- Exercise directions:
In this exercise, return the whole listing exactly, excluding any images.

Data records:
* Begin *

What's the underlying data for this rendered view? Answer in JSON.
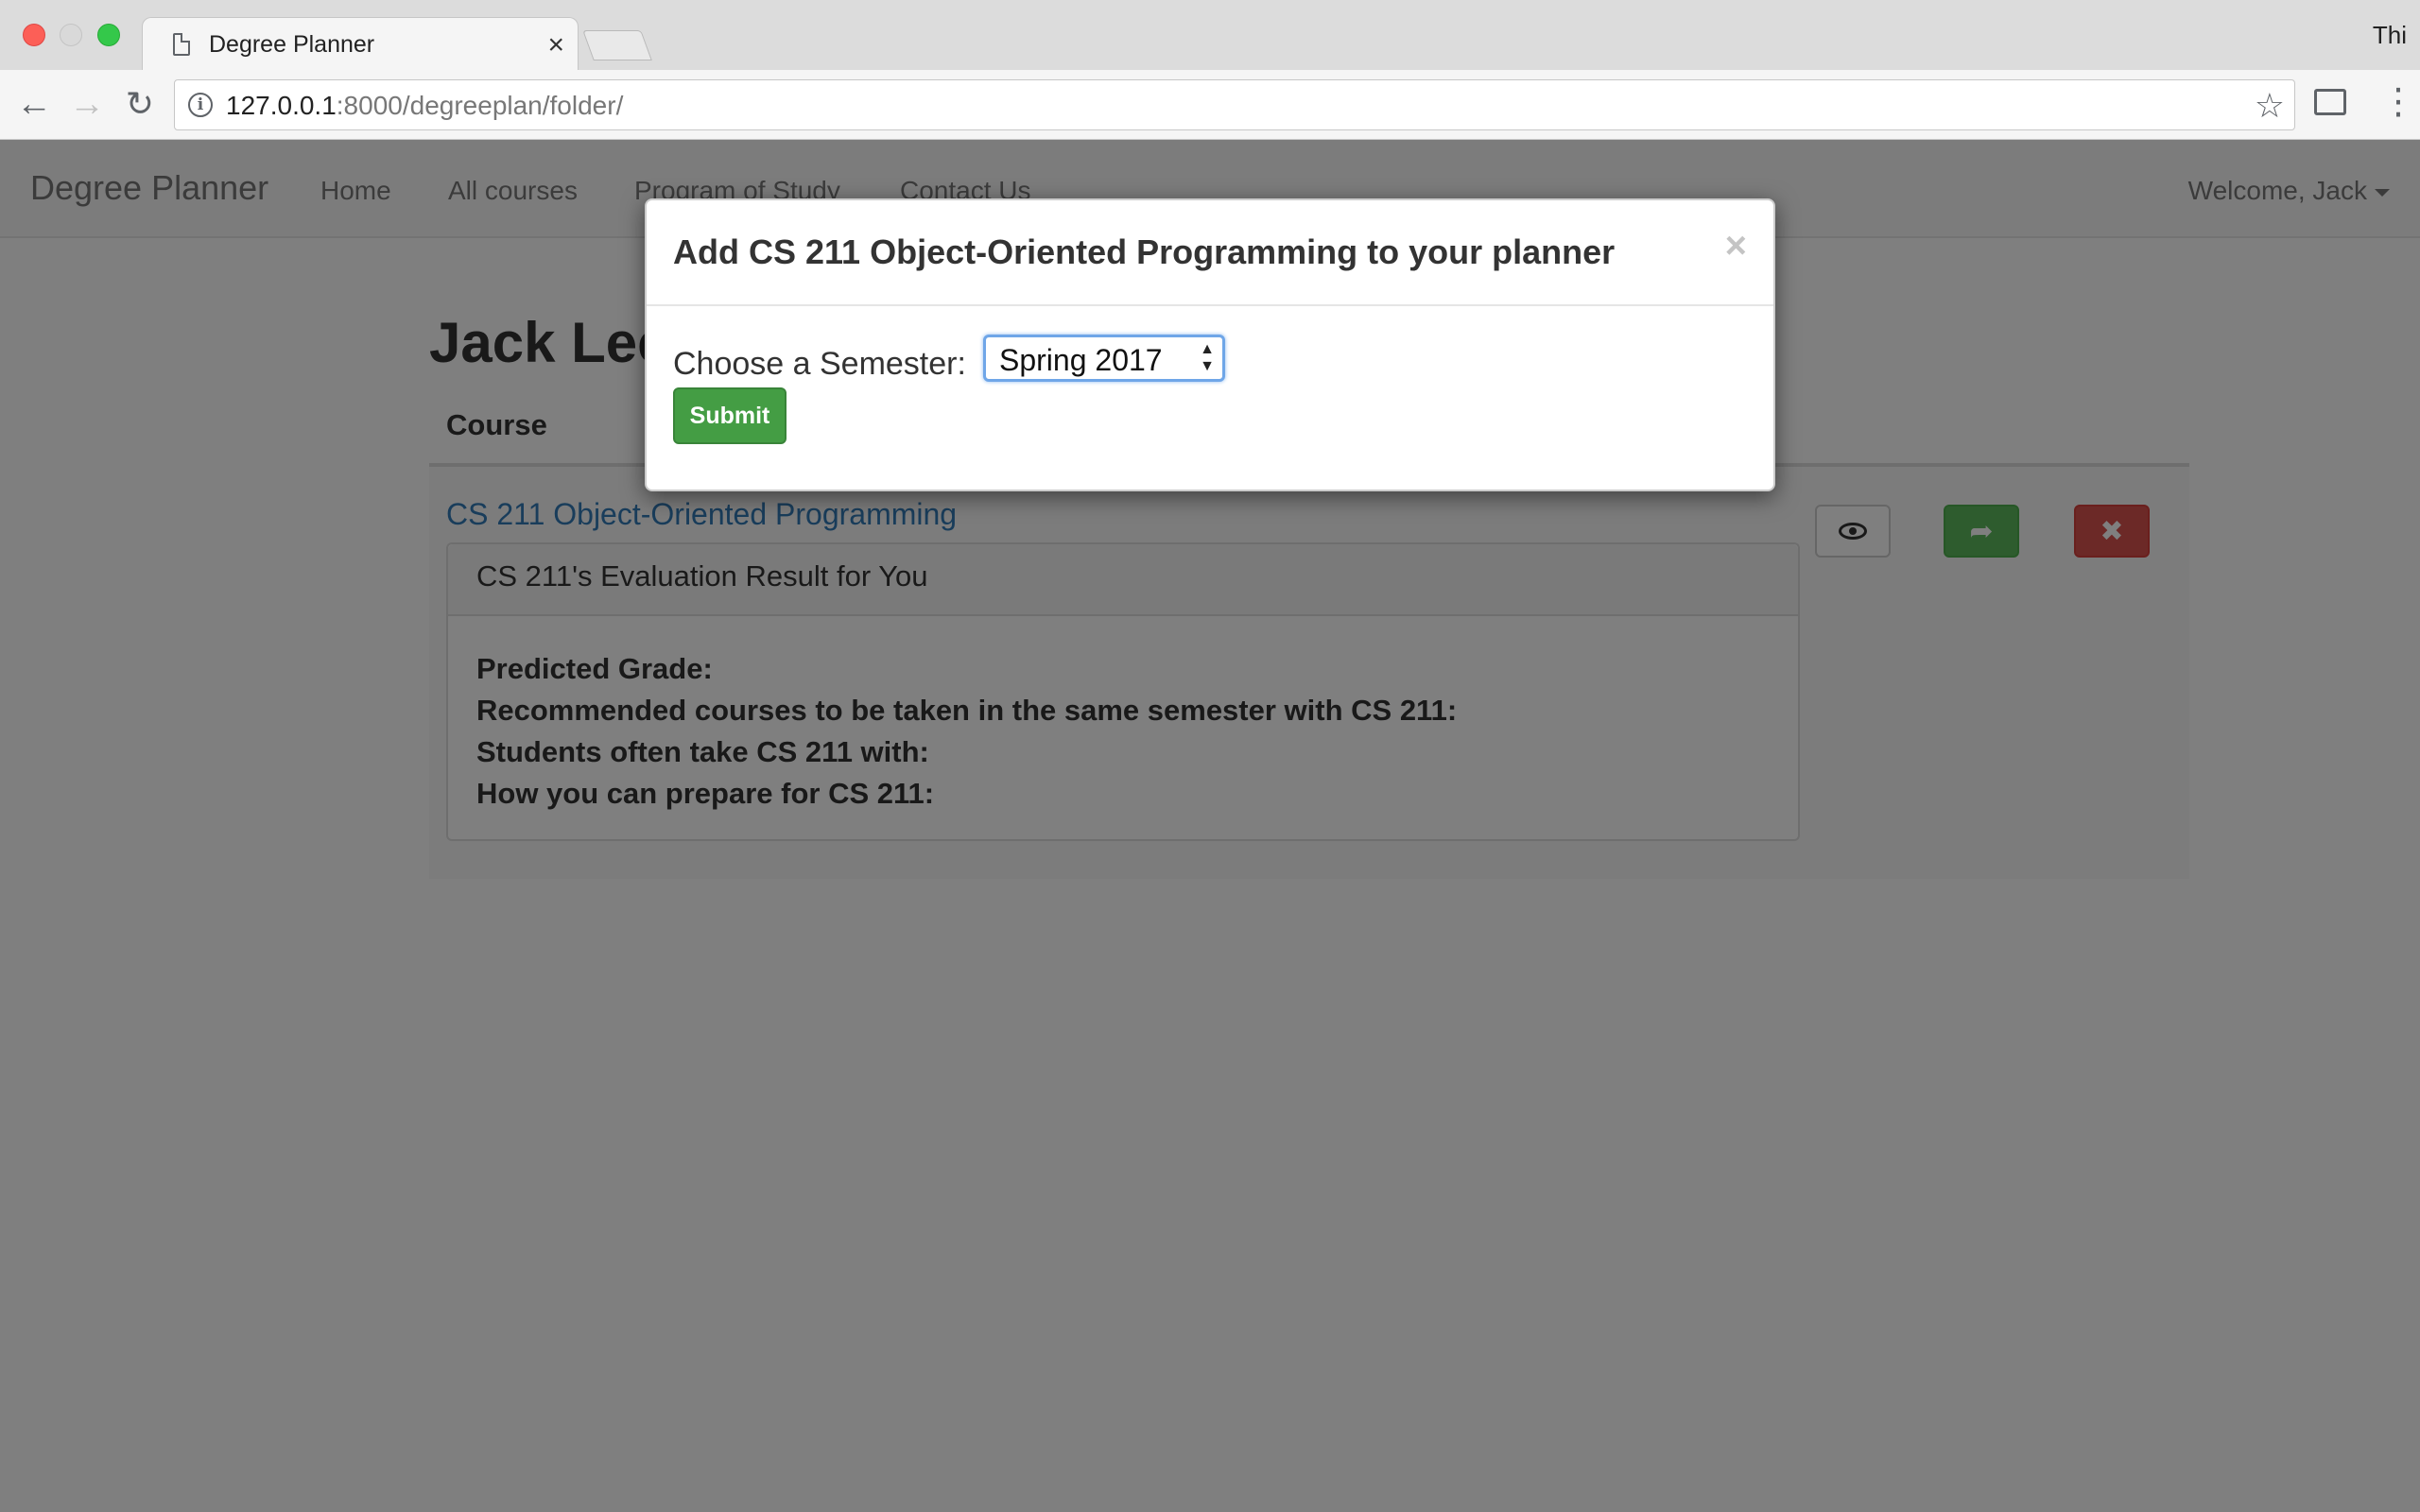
{
  "browser": {
    "tab_title": "Degree Planner",
    "tab_close": "×",
    "profile_label": "Thi",
    "url_host": "127.0.0.1",
    "url_path": ":8000/degreeplan/folder/",
    "icons": [
      "back-icon",
      "forward-icon",
      "reload-icon",
      "info-icon",
      "star-icon",
      "cast-icon",
      "menu-icon"
    ]
  },
  "navbar": {
    "brand": "Degree Planner",
    "links": [
      "Home",
      "All courses",
      "Program of Study",
      "Contact Us"
    ],
    "welcome": "Welcome, Jack"
  },
  "main": {
    "user_name": "Jack Lee",
    "table_header": "Course",
    "course_link": "CS 211 Object-Oriented Programming",
    "panel": {
      "heading": "CS 211's Evaluation Result for You",
      "lines": [
        "Predicted Grade:",
        "Recommended courses to be taken in the same semester with CS 211:",
        "Students often take CS 211 with:",
        "How you can prepare for CS 211:"
      ]
    },
    "actions": {
      "view_icon": "eye-icon",
      "move_glyph": "➦",
      "delete_glyph": "✖"
    }
  },
  "modal": {
    "title": "Add CS 211 Object-Oriented Programming to your planner",
    "close": "×",
    "semester_label": "Choose a Semester:",
    "semester_value": "Spring 2017",
    "submit_label": "Submit"
  },
  "colors": {
    "link": "#337ab7",
    "success": "#5cb85c",
    "danger": "#d9534f",
    "backdrop": "rgba(0,0,0,0.5)"
  }
}
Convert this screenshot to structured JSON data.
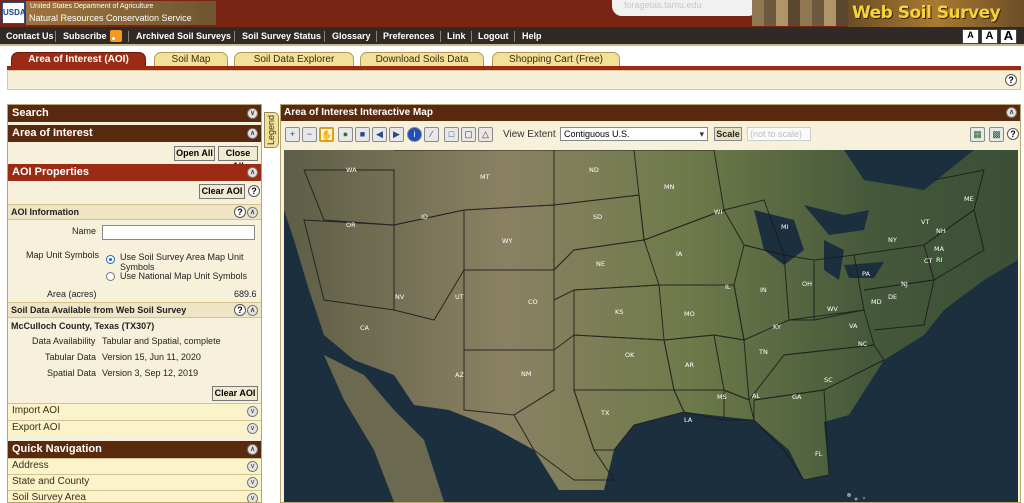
{
  "header": {
    "usda_logo": "USDA",
    "agency_line1": "United States Department of Agriculture",
    "agency_line2": "Natural Resources Conservation Service",
    "search_hint": "foragetas.tamu.edu",
    "app_logo": "Web Soil Survey"
  },
  "topnav": {
    "items": [
      "Contact Us",
      "Subscribe",
      "Archived Soil Surveys",
      "Soil Survey Status",
      "Glossary",
      "Preferences",
      "Link",
      "Logout",
      "Help"
    ],
    "text_sizes": [
      "A",
      "A",
      "A"
    ]
  },
  "tabs": [
    {
      "label": "Area of Interest (AOI)",
      "active": true
    },
    {
      "label": "Soil Map",
      "active": false
    },
    {
      "label": "Soil Data Explorer",
      "active": false
    },
    {
      "label": "Download Soils Data",
      "active": false
    },
    {
      "label": "Shopping Cart (Free)",
      "active": false
    }
  ],
  "left": {
    "search": "Search",
    "area_of_interest": "Area of Interest",
    "open_all": "Open All",
    "close_all": "Close All",
    "aoi_properties": "AOI Properties",
    "clear_aoi": "Clear AOI",
    "aoi_information": "AOI Information",
    "name_label": "Name",
    "name_value": "",
    "map_unit_symbols_label": "Map Unit Symbols",
    "radio1": "Use Soil Survey Area Map Unit Symbols",
    "radio2": "Use National Map Unit Symbols",
    "area_label": "Area (acres)",
    "area_value": "689.6",
    "soil_data_available": "Soil Data Available from Web Soil Survey",
    "county": "McCulloch County, Texas (TX307)",
    "data_availability_label": "Data Availability",
    "data_availability_value": "Tabular and Spatial, complete",
    "tabular_data_label": "Tabular Data",
    "tabular_data_value": "Version 15, Jun 11, 2020",
    "spatial_data_label": "Spatial Data",
    "spatial_data_value": "Version 3, Sep 12, 2019",
    "clear_aoi_bottom": "Clear AOI",
    "import_aoi": "Import AOI",
    "export_aoi": "Export AOI",
    "quick_navigation": "Quick Navigation",
    "address": "Address",
    "state_and_county": "State and County",
    "soil_survey_area": "Soil Survey Area"
  },
  "legend_tab": "Legend",
  "map": {
    "title": "Area of Interest Interactive Map",
    "view_extent_label": "View Extent",
    "view_extent_value": "Contiguous U.S.",
    "scale_label": "Scale",
    "scale_value": "(not to scale)",
    "states": [
      "WA",
      "MT",
      "ND",
      "MN",
      "OR",
      "ID",
      "SD",
      "WI",
      "ME",
      "VT",
      "NH",
      "NY",
      "MA",
      "MI",
      "WY",
      "CT",
      "RI",
      "IA",
      "NE",
      "PA",
      "NJ",
      "NV",
      "UT",
      "IL",
      "IN",
      "OH",
      "DE",
      "MD",
      "CO",
      "WV",
      "CA",
      "KS",
      "MO",
      "VA",
      "KY",
      "NC",
      "TN",
      "OK",
      "AR",
      "SC",
      "AZ",
      "NM",
      "MS",
      "AL",
      "GA",
      "TX",
      "LA",
      "FL"
    ]
  },
  "colors": {
    "banner": "#7a2414",
    "tab_active": "#9b2b12",
    "tab_inactive": "#f2e198",
    "section_head": "#5a2a0e",
    "panel_bg": "#f7f0da",
    "accent_radio": "#1e63c6"
  }
}
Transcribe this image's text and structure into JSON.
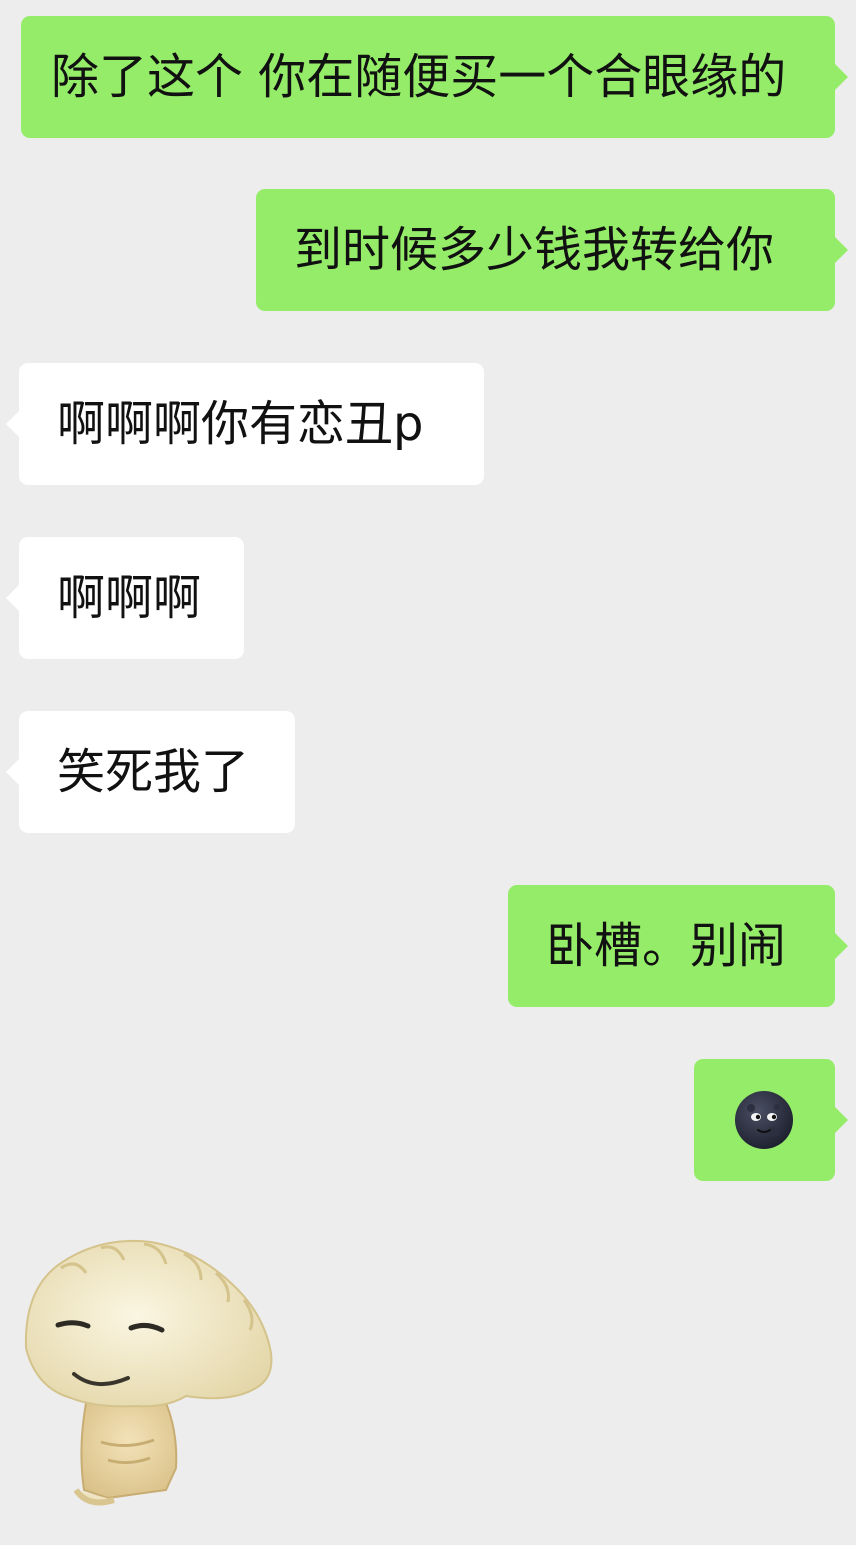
{
  "messages": [
    {
      "direction": "sent",
      "text": "除了这个 你在随便买一个合眼缘的"
    },
    {
      "direction": "sent",
      "text": "到时候多少钱我转给你"
    },
    {
      "direction": "received",
      "text": "啊啊啊你有恋丑p"
    },
    {
      "direction": "received",
      "text": "啊啊啊"
    },
    {
      "direction": "received",
      "text": "笑死我了"
    },
    {
      "direction": "sent",
      "text": "卧槽。别闹"
    },
    {
      "direction": "sent",
      "emoji": "new-moon-face-icon"
    },
    {
      "direction": "received",
      "sticker": "dumpling-sticker"
    }
  ],
  "colors": {
    "background": "#ededed",
    "sent_bubble": "#95ec69",
    "received_bubble": "#ffffff",
    "text": "#111111"
  }
}
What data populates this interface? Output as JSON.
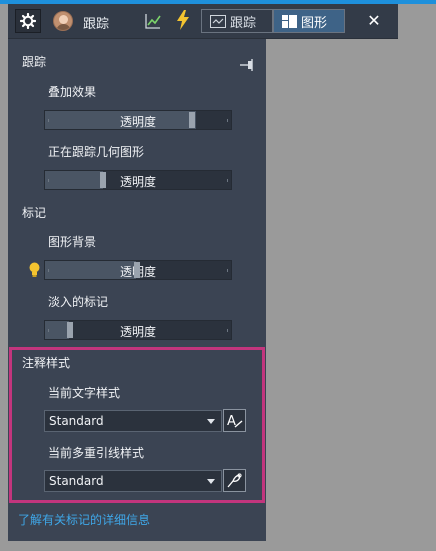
{
  "toolbar": {
    "user_label": "跟踪",
    "seg_track_label": "跟踪",
    "seg_graph_label": "图形",
    "close_label": "✕"
  },
  "panel": {
    "track": {
      "title": "跟踪",
      "overlay_label": "叠加效果",
      "overlay_slider": {
        "text": "透明度",
        "value": 0.81
      },
      "tracking_geometry_label": "正在跟踪几何图形",
      "geometry_slider": {
        "text": "透明度",
        "value": 0.31
      }
    },
    "markup": {
      "title": "标记",
      "background_label": "图形背景",
      "background_slider": {
        "text": "透明度",
        "value": 0.49
      },
      "faded_label": "淡入的标记",
      "faded_slider": {
        "text": "透明度",
        "value": 0.13
      }
    },
    "annotation": {
      "title": "注释样式",
      "text_style_label": "当前文字样式",
      "text_style_value": "Standard",
      "multileader_label": "当前多重引线样式",
      "multileader_value": "Standard"
    },
    "learn_more_link": "了解有关标记的详细信息"
  },
  "colors": {
    "accent_blue": "#1e90dc",
    "highlight_border": "#c2357d",
    "link": "#3fa7e8",
    "panel_bg": "#3b4453"
  },
  "icons": {
    "gear": "gear-icon",
    "avatar": "avatar",
    "chart": "chart-check-icon",
    "bolt": "lightning-icon",
    "pin": "pin-icon",
    "bulb": "lightbulb-icon",
    "text_style": "text-style-icon",
    "leader": "multileader-icon"
  }
}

* End *

- Task result:
What's the underlying data for this rendered view? Answer in JSON.
{
  "browser": {
    "tab_title": "Degree Planner",
    "tab_close": "×",
    "profile_label": "Thi",
    "url_host": "127.0.0.1",
    "url_path": ":8000/degreeplan/folder/",
    "icons": [
      "back-icon",
      "forward-icon",
      "reload-icon",
      "info-icon",
      "star-icon",
      "cast-icon",
      "menu-icon"
    ]
  },
  "navbar": {
    "brand": "Degree Planner",
    "links": [
      "Home",
      "All courses",
      "Program of Study",
      "Contact Us"
    ],
    "welcome": "Welcome, Jack"
  },
  "main": {
    "user_name": "Jack Lee",
    "table_header": "Course",
    "course_link": "CS 211 Object-Oriented Programming",
    "panel": {
      "heading": "CS 211's Evaluation Result for You",
      "lines": [
        "Predicted Grade:",
        "Recommended courses to be taken in the same semester with CS 211:",
        "Students often take CS 211 with:",
        "How you can prepare for CS 211:"
      ]
    },
    "actions": {
      "view_icon": "eye-icon",
      "move_glyph": "➦",
      "delete_glyph": "✖"
    }
  },
  "modal": {
    "title": "Add CS 211 Object-Oriented Programming to your planner",
    "close": "×",
    "semester_label": "Choose a Semester:",
    "semester_value": "Spring 2017",
    "submit_label": "Submit"
  },
  "colors": {
    "link": "#337ab7",
    "success": "#5cb85c",
    "danger": "#d9534f",
    "backdrop": "rgba(0,0,0,0.5)"
  }
}
Convert this screenshot to structured JSON data.
{
  "header": {
    "usda_logo": "USDA",
    "agency_line1": "United States Department of Agriculture",
    "agency_line2": "Natural Resources Conservation Service",
    "search_hint": "foragetas.tamu.edu",
    "app_logo": "Web Soil Survey"
  },
  "topnav": {
    "items": [
      "Contact Us",
      "Subscribe",
      "Archived Soil Surveys",
      "Soil Survey Status",
      "Glossary",
      "Preferences",
      "Link",
      "Logout",
      "Help"
    ],
    "text_sizes": [
      "A",
      "A",
      "A"
    ]
  },
  "tabs": [
    {
      "label": "Area of Interest (AOI)",
      "active": true
    },
    {
      "label": "Soil Map",
      "active": false
    },
    {
      "label": "Soil Data Explorer",
      "active": false
    },
    {
      "label": "Download Soils Data",
      "active": false
    },
    {
      "label": "Shopping Cart (Free)",
      "active": false
    }
  ],
  "left": {
    "search": "Search",
    "area_of_interest": "Area of Interest",
    "open_all": "Open All",
    "close_all": "Close All",
    "aoi_properties": "AOI Properties",
    "clear_aoi": "Clear AOI",
    "aoi_information": "AOI Information",
    "name_label": "Name",
    "name_value": "",
    "map_unit_symbols_label": "Map Unit Symbols",
    "radio1": "Use Soil Survey Area Map Unit Symbols",
    "radio2": "Use National Map Unit Symbols",
    "area_label": "Area (acres)",
    "area_value": "689.6",
    "soil_data_available": "Soil Data Available from Web Soil Survey",
    "county": "McCulloch County, Texas (TX307)",
    "data_availability_label": "Data Availability",
    "data_availability_value": "Tabular and Spatial, complete",
    "tabular_data_label": "Tabular Data",
    "tabular_data_value": "Version 15, Jun 11, 2020",
    "spatial_data_label": "Spatial Data",
    "spatial_data_value": "Version 3, Sep 12, 2019",
    "clear_aoi_bottom": "Clear AOI",
    "import_aoi": "Import AOI",
    "export_aoi": "Export AOI",
    "quick_navigation": "Quick Navigation",
    "address": "Address",
    "state_and_county": "State and County",
    "soil_survey_area": "Soil Survey Area"
  },
  "legend_tab": "Legend",
  "map": {
    "title": "Area of Interest Interactive Map",
    "view_extent_label": "View Extent",
    "view_extent_value": "Contiguous U.S.",
    "scale_label": "Scale",
    "scale_value": "(not to scale)",
    "states": [
      "WA",
      "MT",
      "ND",
      "MN",
      "OR",
      "ID",
      "SD",
      "WI",
      "ME",
      "VT",
      "NH",
      "NY",
      "MA",
      "MI",
      "WY",
      "CT",
      "RI",
      "IA",
      "NE",
      "PA",
      "NJ",
      "NV",
      "UT",
      "IL",
      "IN",
      "OH",
      "DE",
      "MD",
      "CO",
      "WV",
      "CA",
      "KS",
      "MO",
      "VA",
      "KY",
      "NC",
      "TN",
      "OK",
      "AR",
      "SC",
      "AZ",
      "NM",
      "MS",
      "AL",
      "GA",
      "TX",
      "LA",
      "FL"
    ]
  },
  "colors": {
    "banner": "#7a2414",
    "tab_active": "#9b2b12",
    "tab_inactive": "#f2e198",
    "section_head": "#5a2a0e",
    "panel_bg": "#f7f0da",
    "accent_radio": "#1e63c6"
  }
}
Transcribe this image's text and structure into JSON.
{
  "messages": [
    {
      "direction": "sent",
      "text": "除了这个 你在随便买一个合眼缘的"
    },
    {
      "direction": "sent",
      "text": "到时候多少钱我转给你"
    },
    {
      "direction": "received",
      "text": "啊啊啊你有恋丑p"
    },
    {
      "direction": "received",
      "text": "啊啊啊"
    },
    {
      "direction": "received",
      "text": "笑死我了"
    },
    {
      "direction": "sent",
      "text": "卧槽。别闹"
    },
    {
      "direction": "sent",
      "emoji": "new-moon-face-icon"
    },
    {
      "direction": "received",
      "sticker": "dumpling-sticker"
    }
  ],
  "colors": {
    "background": "#ededed",
    "sent_bubble": "#95ec69",
    "received_bubble": "#ffffff",
    "text": "#111111"
  }
}
What data populates this interface? Output as JSON.
{
  "toolbar": {
    "user_label": "跟踪",
    "seg_track_label": "跟踪",
    "seg_graph_label": "图形",
    "close_label": "✕"
  },
  "panel": {
    "track": {
      "title": "跟踪",
      "overlay_label": "叠加效果",
      "overlay_slider": {
        "text": "透明度",
        "value": 0.81
      },
      "tracking_geometry_label": "正在跟踪几何图形",
      "geometry_slider": {
        "text": "透明度",
        "value": 0.31
      }
    },
    "markup": {
      "title": "标记",
      "background_label": "图形背景",
      "background_slider": {
        "text": "透明度",
        "value": 0.49
      },
      "faded_label": "淡入的标记",
      "faded_slider": {
        "text": "透明度",
        "value": 0.13
      }
    },
    "annotation": {
      "title": "注释样式",
      "text_style_label": "当前文字样式",
      "text_style_value": "Standard",
      "multileader_label": "当前多重引线样式",
      "multileader_value": "Standard"
    },
    "learn_more_link": "了解有关标记的详细信息"
  },
  "colors": {
    "accent_blue": "#1e90dc",
    "highlight_border": "#c2357d",
    "link": "#3fa7e8",
    "panel_bg": "#3b4453"
  },
  "icons": {
    "gear": "gear-icon",
    "avatar": "avatar",
    "chart": "chart-check-icon",
    "bolt": "lightning-icon",
    "pin": "pin-icon",
    "bulb": "lightbulb-icon",
    "text_style": "text-style-icon",
    "leader": "multileader-icon"
  }
}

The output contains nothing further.